(Excerpt from a dataset)
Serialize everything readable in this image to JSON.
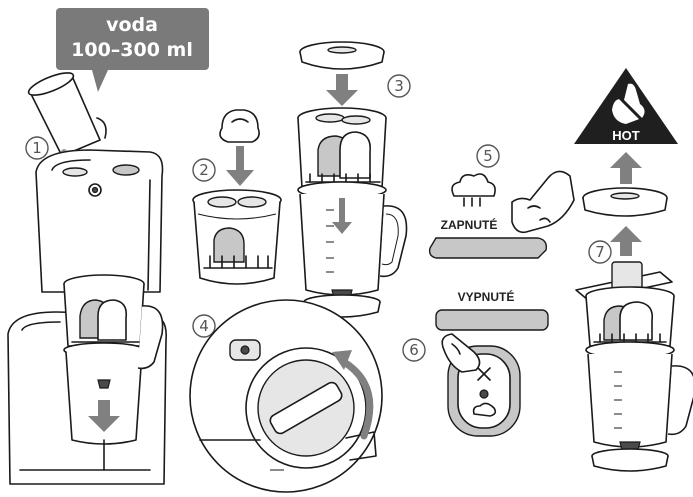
{
  "callout": {
    "line1": "voda",
    "line2": "100–300 ml",
    "color": "#7a7a7a"
  },
  "steps": [
    {
      "number": "1"
    },
    {
      "number": "2"
    },
    {
      "number": "3"
    },
    {
      "number": "4"
    },
    {
      "number": "5"
    },
    {
      "number": "6"
    },
    {
      "number": "7"
    }
  ],
  "labels": {
    "on": "ZAPNUTÉ",
    "off": "VYPNUTÉ"
  },
  "hot_sign": {
    "text": "HOT",
    "icon": "no-touch-hand-icon",
    "color": "#1f1f1f"
  },
  "icons": {
    "steam": "steam-cloud-icon",
    "arrow_color": "#808080"
  }
}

Requirements
Skip the pictures, then retype every line above exactly.

Task answer
Serialize everything readable in this image to JSON.
{
  "callout": {
    "line1": "voda",
    "line2": "100–300 ml",
    "color": "#7a7a7a"
  },
  "steps": [
    {
      "number": "1"
    },
    {
      "number": "2"
    },
    {
      "number": "3"
    },
    {
      "number": "4"
    },
    {
      "number": "5"
    },
    {
      "number": "6"
    },
    {
      "number": "7"
    }
  ],
  "labels": {
    "on": "ZAPNUTÉ",
    "off": "VYPNUTÉ"
  },
  "hot_sign": {
    "text": "HOT",
    "icon": "no-touch-hand-icon",
    "color": "#1f1f1f"
  },
  "icons": {
    "steam": "steam-cloud-icon",
    "arrow_color": "#808080"
  }
}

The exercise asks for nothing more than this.